- EXERCISE TASK
Return each line containing the string "practitioner".

== == ==

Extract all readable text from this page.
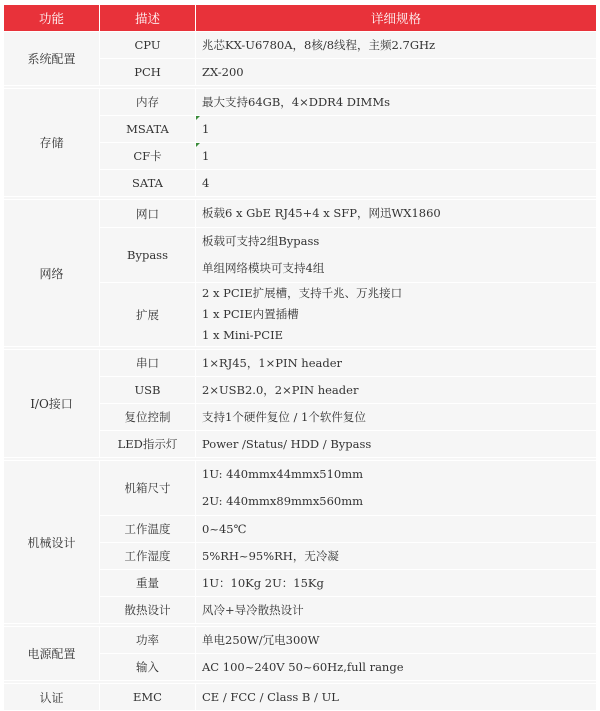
功能	描述	详细规格
系统配置	CPU	兆芯KX-U6780A，8核/8线程，主频2.7GHz
	PCH	ZX-200

存储	内存	最大支持64GB，4×DDR4 DIMMs
	MSATA	1
	CF卡	1
	SATA	4

网络	网口	板载6 x GbE RJ45+4 x SFP，网迅WX1860

	Bypass	板载可支持2组Bypass
单组网络模块可支持4组

	扩展	2 x PCIE扩展槽，支持千兆、万兆接口
1 x PCIE内置插槽
1 x Mini-PCIE

I/O接口	串口	1×RJ45，1×PIN header
	USB	2×USB2.0，2×PIN header
	复位控制	支持1个硬件复位 / 1个软件复位
	LED指示灯	Power /Status/ HDD / Bypass

机械设计	机箱尺寸	1U: 440mmx44mmx510mm
2U: 440mmx89mmx560mm

	工作温度	0~45℃
	工作湿度	5%RH~95%RH，无冷凝
	重量	1U：10Kg 2U：15Kg
	散热设计	风冷+导冷散热设计

电源配置	功率	单电250W/冗电300W
	输入	AC 100~240V 50~60Hz,full range

认证	EMC	CE / FCC / Class B / UL
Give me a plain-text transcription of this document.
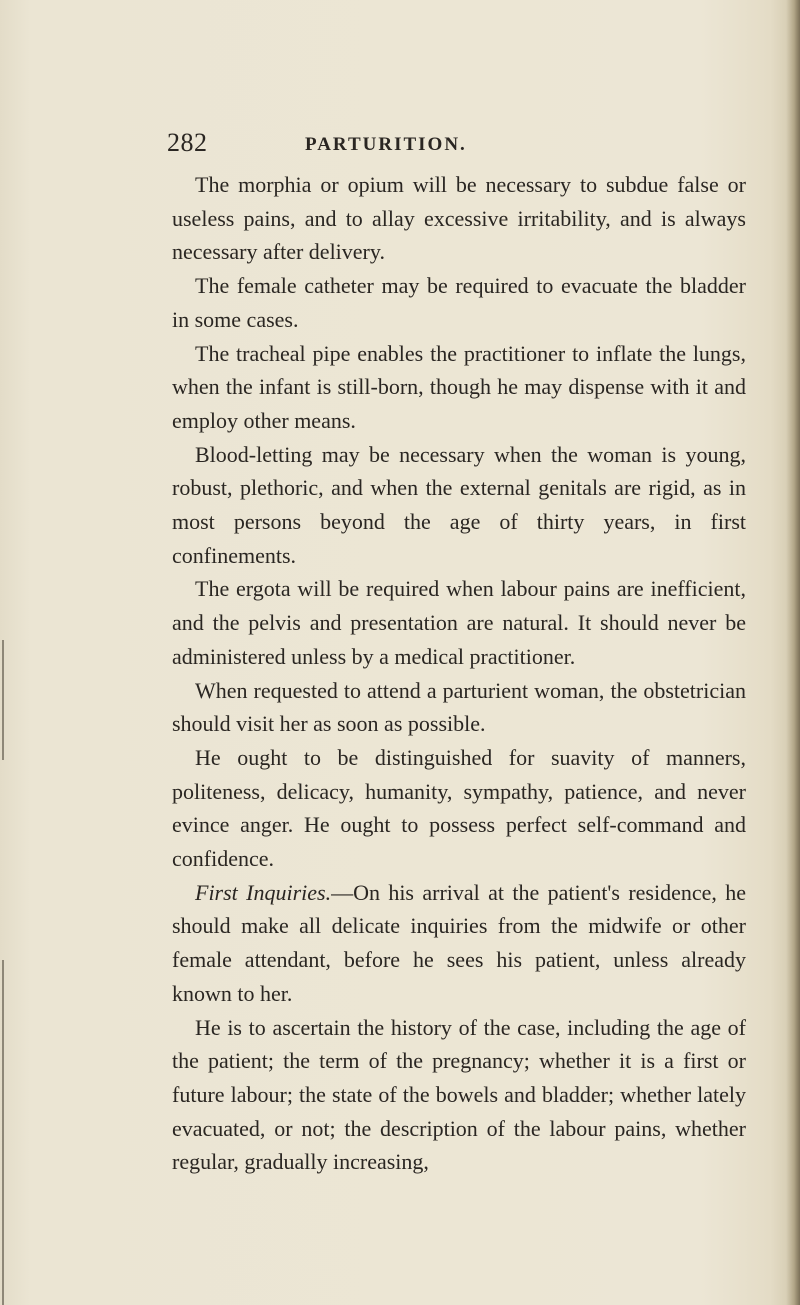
282	PARTURITION.

The morphia or opium will be necessary to subdue false or useless pains, and to allay excessive irritability, and is always necessary after delivery.

The female catheter may be required to evacuate the bladder in some cases.

The tracheal pipe enables the practitioner to inflate the lungs, when the infant is still-born, though he may dispense with it and employ other means.

Blood-letting may be necessary when the woman is young, robust, plethoric, and when the external genitals are rigid, as in most persons beyond the age of thirty years, in first confinements.

The ergota will be required when labour pains are inefficient, and the pelvis and presentation are natural. It should never be administered unless by a medical practitioner.

When requested to attend a parturient woman, the obstetrician should visit her as soon as possible.

He ought to be distinguished for suavity of manners, politeness, delicacy, humanity, sympathy, patience, and never evince anger. He ought to possess perfect self-command and confidence.

First Inquiries.—On his arrival at the patient's residence, he should make all delicate inquiries from the midwife or other female attendant, before he sees his patient, unless already known to her.

He is to ascertain the history of the case, including the age of the patient; the term of the pregnancy; whether it is a first or future labour; the state of the bowels and bladder; whether lately evacuated, or not; the description of the labour pains, whether regular, gradually increasing,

== == ==

- THE ANSWER
The tracheal pipe enables the practitioner to inflate the lungs, when the infant is still-born, though he may dispense with it and employ other means.
The ergota will be required when labour pains are inefficient, and the pelvis and presentation are natural. It should never be administered unless by a medical practitioner.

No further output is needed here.